--- Start Extracted data ---

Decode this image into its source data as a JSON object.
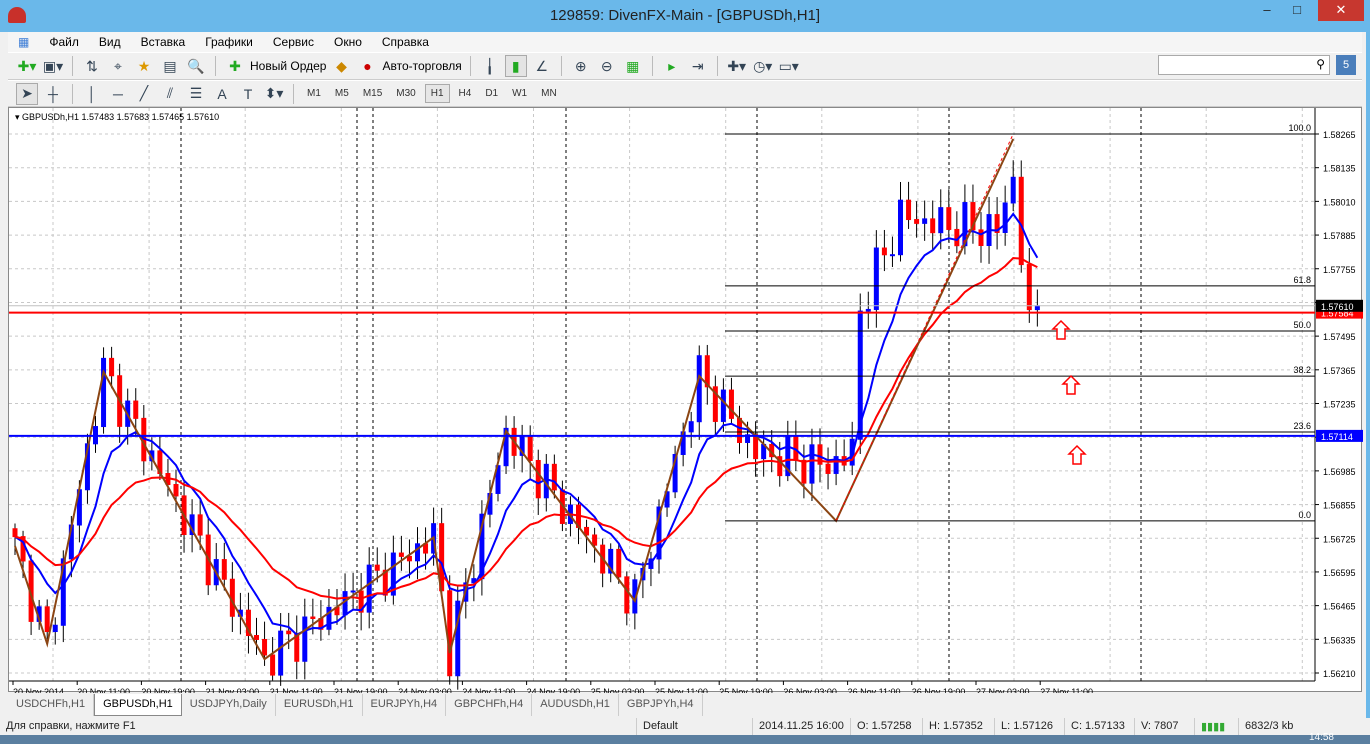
{
  "window": {
    "title": "129859: DivenFX-Main - [GBPUSDh,H1]",
    "min": "–",
    "max": "□",
    "close": "✕",
    "close_color": "#c7372f"
  },
  "menu": [
    "Файл",
    "Вид",
    "Вставка",
    "Графики",
    "Сервис",
    "Окно",
    "Справка"
  ],
  "toolbar": {
    "new_order": "Новый Ордер",
    "autotrading": "Авто-торговля",
    "search_placeholder": ""
  },
  "timeframes": [
    "M1",
    "M5",
    "M15",
    "M30",
    "H1",
    "H4",
    "D1",
    "W1",
    "MN"
  ],
  "active_timeframe": "H1",
  "chart_header": "GBPUSDh,H1  1.57483 1.57683 1.57465 1.57610",
  "chart_data": {
    "type": "candlestick",
    "symbol": "GBPUSDh",
    "timeframe": "H1",
    "ylim": [
      1.5621,
      1.583
    ],
    "price_ticks": [
      "1.58265",
      "1.58135",
      "1.58010",
      "1.57885",
      "1.57755",
      "1.57625",
      "1.57495",
      "1.57365",
      "1.57235",
      "1.57105",
      "1.56985",
      "1.56855",
      "1.56725",
      "1.56595",
      "1.56465",
      "1.56335",
      "1.56210"
    ],
    "time_labels": [
      "20 Nov 2014",
      "20 Nov 11:00",
      "20 Nov 19:00",
      "21 Nov 03:00",
      "21 Nov 11:00",
      "21 Nov 19:00",
      "24 Nov 03:00",
      "24 Nov 11:00",
      "24 Nov 19:00",
      "25 Nov 03:00",
      "25 Nov 11:00",
      "25 Nov 19:00",
      "26 Nov 03:00",
      "26 Nov 11:00",
      "26 Nov 19:00",
      "27 Nov 03:00",
      "27 Nov 11:00"
    ],
    "bars": 128,
    "price_path": [
      [
        0,
        1.5669
      ],
      [
        4,
        1.5632
      ],
      [
        11,
        1.5736
      ],
      [
        31,
        1.5626
      ],
      [
        52,
        1.5673
      ],
      [
        54,
        1.5629
      ],
      [
        61,
        1.5713
      ],
      [
        77,
        1.5649
      ],
      [
        85,
        1.5734
      ],
      [
        92,
        1.5705
      ],
      [
        101,
        1.57
      ],
      [
        104,
        1.5705
      ],
      [
        105,
        1.576
      ],
      [
        110,
        1.5795
      ],
      [
        115,
        1.5792
      ],
      [
        122,
        1.579
      ],
      [
        124,
        1.581
      ],
      [
        126,
        1.5752
      ],
      [
        127,
        1.5761
      ]
    ],
    "zigzag": [
      [
        0,
        1.56694
      ],
      [
        4,
        1.56321
      ],
      [
        11,
        1.57358
      ],
      [
        31,
        1.56263
      ],
      [
        52,
        1.56727
      ],
      [
        54,
        1.56286
      ],
      [
        61,
        1.57133
      ],
      [
        77,
        1.56485
      ],
      [
        85,
        1.57342
      ],
      [
        102,
        1.5679
      ],
      [
        124,
        1.58246
      ]
    ],
    "fibonacci": {
      "levels": [
        {
          "label": "100.0",
          "price": 1.58265
        },
        {
          "label": "61.8",
          "price": 1.57686
        },
        {
          "label": "50.0",
          "price": 1.57514
        },
        {
          "label": "38.2",
          "price": 1.57342
        },
        {
          "label": "23.6",
          "price": 1.57129
        },
        {
          "label": "0.0",
          "price": 1.5679
        }
      ]
    },
    "hlines": [
      {
        "label": "1.57584",
        "price": 1.57584,
        "color": "#ff0000"
      },
      {
        "label": "1.57114",
        "price": 1.57114,
        "color": "#0000ff"
      },
      {
        "label": "1.57610",
        "price": 1.5761,
        "color": "#000000"
      }
    ],
    "ma_fast_color": "#0000ff",
    "ma_slow_color": "#ff0000",
    "bull_color": "#0000ff",
    "bear_color": "#ff0000",
    "zigzag_color": "#8b4513"
  },
  "tabs": [
    "USDCHFh,H1",
    "GBPUSDh,H1",
    "USDJPYh,Daily",
    "EURUSDh,H1",
    "EURJPYh,H4",
    "GBPCHFh,H4",
    "AUDUSDh,H1",
    "GBPJPYh,H4"
  ],
  "active_tab": 1,
  "status": {
    "help": "Для справки, нажмите F1",
    "profile": "Default",
    "datetime": "2014.11.25 16:00",
    "open": "O: 1.57258",
    "high": "H: 1.57352",
    "low": "L: 1.57126",
    "close": "C: 1.57133",
    "volume": "V: 7807",
    "traffic": "6832/3 kb",
    "clock": "14:58"
  }
}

--- End Extracted data ---

What to work on »
Write out every line of the data that holds the word "GBPUSDh".

Response below »
    "title": "129859: DivenFX-Main - [GBPUSDh,H1]",
  "chart_header": "GBPUSDh,H1  1.57483 1.57683 1.57465 1.57610",
    "symbol": "GBPUSDh",
    "GBPUSDh,H1",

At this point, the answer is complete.